# Task data start

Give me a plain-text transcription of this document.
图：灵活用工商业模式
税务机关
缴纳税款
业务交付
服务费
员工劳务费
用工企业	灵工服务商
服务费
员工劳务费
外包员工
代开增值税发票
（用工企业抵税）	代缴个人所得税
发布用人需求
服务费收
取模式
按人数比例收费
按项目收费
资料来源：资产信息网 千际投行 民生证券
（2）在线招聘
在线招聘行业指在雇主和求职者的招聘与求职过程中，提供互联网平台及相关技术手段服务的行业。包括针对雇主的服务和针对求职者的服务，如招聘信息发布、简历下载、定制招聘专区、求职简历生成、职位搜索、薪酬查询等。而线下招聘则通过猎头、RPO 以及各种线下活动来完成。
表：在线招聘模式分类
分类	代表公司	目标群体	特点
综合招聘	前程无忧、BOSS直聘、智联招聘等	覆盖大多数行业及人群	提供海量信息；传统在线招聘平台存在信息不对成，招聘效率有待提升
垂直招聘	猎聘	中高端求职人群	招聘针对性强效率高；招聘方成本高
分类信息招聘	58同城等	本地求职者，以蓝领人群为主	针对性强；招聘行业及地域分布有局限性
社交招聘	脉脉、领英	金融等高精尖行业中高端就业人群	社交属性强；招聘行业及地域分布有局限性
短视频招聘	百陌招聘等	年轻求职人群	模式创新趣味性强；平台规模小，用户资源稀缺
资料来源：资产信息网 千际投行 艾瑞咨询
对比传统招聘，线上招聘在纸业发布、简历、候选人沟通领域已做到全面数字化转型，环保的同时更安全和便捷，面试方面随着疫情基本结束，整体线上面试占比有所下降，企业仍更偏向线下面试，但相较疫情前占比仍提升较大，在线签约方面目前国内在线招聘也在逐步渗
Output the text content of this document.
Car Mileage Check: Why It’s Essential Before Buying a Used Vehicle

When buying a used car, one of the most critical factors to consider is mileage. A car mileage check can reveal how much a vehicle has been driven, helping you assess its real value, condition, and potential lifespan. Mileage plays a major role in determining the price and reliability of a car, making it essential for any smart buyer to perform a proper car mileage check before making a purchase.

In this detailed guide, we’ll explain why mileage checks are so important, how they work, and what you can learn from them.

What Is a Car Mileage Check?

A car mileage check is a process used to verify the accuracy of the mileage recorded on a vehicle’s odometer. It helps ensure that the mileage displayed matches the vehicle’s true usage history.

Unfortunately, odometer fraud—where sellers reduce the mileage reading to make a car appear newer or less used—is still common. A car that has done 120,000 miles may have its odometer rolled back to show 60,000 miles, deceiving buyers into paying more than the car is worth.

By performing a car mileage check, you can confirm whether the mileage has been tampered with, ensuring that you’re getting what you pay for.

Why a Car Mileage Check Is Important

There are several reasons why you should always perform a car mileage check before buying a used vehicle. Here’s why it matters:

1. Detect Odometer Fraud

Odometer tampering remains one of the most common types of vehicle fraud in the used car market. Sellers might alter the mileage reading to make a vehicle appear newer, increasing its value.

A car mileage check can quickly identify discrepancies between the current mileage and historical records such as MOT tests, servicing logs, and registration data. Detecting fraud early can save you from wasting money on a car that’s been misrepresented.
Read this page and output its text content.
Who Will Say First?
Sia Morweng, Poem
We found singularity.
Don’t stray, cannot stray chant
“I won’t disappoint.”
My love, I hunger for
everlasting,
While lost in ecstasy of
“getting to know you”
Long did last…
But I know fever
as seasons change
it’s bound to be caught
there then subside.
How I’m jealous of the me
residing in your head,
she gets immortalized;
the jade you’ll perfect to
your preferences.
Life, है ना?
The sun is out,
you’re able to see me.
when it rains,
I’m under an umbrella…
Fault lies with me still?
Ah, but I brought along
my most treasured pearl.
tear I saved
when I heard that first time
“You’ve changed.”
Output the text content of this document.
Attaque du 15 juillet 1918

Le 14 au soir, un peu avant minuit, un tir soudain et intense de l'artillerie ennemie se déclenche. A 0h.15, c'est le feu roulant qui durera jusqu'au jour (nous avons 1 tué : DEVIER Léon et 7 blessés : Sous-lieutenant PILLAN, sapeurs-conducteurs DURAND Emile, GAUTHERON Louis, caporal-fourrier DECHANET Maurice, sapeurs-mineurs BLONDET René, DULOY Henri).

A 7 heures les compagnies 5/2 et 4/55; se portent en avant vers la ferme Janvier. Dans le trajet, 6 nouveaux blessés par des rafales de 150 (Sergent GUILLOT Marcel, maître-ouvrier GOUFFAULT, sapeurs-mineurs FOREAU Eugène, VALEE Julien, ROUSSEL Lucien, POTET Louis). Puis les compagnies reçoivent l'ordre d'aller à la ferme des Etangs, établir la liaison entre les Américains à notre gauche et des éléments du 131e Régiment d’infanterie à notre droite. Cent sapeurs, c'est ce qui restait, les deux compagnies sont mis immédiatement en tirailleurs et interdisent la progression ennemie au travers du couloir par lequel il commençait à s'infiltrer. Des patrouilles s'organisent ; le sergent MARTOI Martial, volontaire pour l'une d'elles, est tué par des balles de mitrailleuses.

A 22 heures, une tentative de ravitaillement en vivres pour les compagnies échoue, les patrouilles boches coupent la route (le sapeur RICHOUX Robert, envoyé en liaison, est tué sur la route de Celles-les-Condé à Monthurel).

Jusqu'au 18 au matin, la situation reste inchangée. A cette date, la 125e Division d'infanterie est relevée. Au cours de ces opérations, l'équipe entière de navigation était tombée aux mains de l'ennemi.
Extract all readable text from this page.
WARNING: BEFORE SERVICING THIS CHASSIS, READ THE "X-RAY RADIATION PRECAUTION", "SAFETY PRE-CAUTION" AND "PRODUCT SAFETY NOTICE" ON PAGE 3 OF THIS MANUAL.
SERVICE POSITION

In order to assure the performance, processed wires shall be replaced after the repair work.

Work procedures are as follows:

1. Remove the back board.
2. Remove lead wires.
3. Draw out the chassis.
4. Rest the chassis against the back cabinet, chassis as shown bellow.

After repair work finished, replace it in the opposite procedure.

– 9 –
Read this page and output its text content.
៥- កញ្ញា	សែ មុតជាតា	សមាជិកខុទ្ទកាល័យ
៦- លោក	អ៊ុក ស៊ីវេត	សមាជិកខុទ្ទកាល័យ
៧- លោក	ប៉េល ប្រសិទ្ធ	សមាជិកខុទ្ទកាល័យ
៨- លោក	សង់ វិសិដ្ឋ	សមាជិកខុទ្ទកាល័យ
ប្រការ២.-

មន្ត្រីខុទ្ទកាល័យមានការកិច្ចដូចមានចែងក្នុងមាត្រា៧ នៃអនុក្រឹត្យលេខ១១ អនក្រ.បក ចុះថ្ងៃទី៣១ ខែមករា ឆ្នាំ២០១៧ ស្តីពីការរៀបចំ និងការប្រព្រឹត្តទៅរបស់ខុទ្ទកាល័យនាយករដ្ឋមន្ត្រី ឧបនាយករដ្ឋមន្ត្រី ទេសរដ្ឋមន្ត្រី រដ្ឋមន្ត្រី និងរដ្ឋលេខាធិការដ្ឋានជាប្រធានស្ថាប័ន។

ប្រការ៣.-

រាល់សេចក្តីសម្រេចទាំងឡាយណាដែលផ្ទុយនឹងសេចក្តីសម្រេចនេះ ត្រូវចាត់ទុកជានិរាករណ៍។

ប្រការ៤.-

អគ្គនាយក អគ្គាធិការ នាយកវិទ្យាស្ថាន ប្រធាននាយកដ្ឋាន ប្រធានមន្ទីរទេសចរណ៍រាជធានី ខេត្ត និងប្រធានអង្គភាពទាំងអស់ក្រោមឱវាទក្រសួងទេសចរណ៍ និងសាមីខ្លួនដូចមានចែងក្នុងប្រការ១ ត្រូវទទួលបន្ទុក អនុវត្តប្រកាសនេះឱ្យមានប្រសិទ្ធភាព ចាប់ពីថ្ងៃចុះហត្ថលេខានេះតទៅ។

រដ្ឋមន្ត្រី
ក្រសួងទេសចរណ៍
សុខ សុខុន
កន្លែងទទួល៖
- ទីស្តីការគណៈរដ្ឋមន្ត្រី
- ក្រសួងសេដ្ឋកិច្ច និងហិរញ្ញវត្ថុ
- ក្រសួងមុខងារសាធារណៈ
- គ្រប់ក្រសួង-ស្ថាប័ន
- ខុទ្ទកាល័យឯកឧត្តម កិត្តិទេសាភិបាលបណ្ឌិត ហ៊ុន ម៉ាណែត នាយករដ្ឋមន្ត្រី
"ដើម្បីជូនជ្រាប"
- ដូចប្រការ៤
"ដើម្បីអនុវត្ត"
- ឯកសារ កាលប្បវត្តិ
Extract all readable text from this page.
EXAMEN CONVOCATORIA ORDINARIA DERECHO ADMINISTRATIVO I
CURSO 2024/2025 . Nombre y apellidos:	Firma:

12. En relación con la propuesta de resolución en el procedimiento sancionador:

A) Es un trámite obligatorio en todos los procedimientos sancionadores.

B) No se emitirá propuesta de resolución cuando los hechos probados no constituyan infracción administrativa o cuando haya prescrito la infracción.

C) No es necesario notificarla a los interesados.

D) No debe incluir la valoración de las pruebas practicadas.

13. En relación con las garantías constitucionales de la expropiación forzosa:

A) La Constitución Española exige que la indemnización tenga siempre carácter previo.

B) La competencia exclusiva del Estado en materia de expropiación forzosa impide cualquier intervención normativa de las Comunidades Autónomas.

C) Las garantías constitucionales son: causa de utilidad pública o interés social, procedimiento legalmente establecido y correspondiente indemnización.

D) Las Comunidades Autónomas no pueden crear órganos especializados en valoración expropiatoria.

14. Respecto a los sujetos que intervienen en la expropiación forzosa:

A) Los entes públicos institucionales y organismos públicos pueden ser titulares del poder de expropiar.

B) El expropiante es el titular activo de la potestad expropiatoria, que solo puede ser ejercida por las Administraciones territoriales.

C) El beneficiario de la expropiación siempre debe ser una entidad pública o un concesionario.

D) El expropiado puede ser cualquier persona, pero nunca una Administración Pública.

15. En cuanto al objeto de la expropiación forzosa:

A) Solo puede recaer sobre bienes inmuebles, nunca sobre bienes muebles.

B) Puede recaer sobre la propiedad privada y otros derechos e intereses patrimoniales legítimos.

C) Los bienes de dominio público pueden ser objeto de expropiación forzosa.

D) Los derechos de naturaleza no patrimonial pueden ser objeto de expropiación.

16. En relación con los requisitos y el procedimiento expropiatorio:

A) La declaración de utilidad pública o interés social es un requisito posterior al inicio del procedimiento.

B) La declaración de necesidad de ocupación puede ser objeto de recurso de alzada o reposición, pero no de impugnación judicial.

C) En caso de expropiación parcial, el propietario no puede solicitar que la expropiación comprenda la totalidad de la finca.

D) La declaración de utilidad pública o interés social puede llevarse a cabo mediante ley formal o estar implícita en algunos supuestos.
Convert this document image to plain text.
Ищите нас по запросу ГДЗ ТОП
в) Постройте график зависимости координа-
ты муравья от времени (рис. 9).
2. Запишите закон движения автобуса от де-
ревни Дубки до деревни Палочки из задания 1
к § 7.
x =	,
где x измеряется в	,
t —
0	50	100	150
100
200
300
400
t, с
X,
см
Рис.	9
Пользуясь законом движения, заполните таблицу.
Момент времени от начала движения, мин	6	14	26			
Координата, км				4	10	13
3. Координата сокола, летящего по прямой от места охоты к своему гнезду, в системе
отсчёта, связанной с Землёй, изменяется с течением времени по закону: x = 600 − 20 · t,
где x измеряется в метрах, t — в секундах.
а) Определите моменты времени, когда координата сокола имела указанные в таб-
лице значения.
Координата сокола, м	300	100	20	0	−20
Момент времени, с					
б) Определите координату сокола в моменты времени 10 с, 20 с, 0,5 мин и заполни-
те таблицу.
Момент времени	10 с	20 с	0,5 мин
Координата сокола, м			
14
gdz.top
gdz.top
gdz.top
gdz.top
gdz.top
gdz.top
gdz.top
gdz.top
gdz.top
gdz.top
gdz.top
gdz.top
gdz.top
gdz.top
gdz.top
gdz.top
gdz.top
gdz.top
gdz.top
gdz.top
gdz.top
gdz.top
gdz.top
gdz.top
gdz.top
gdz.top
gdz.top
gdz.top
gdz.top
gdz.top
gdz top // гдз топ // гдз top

# Task data end

Lines holding the word "siempre" in the entries above are the ones to pull out. Copy them all.

A) La Constitución Española exige que la indemnización tenga siempre carácter previo.
C) El beneficiario de la expropiación siempre debe ser una entidad pública o un concesionario.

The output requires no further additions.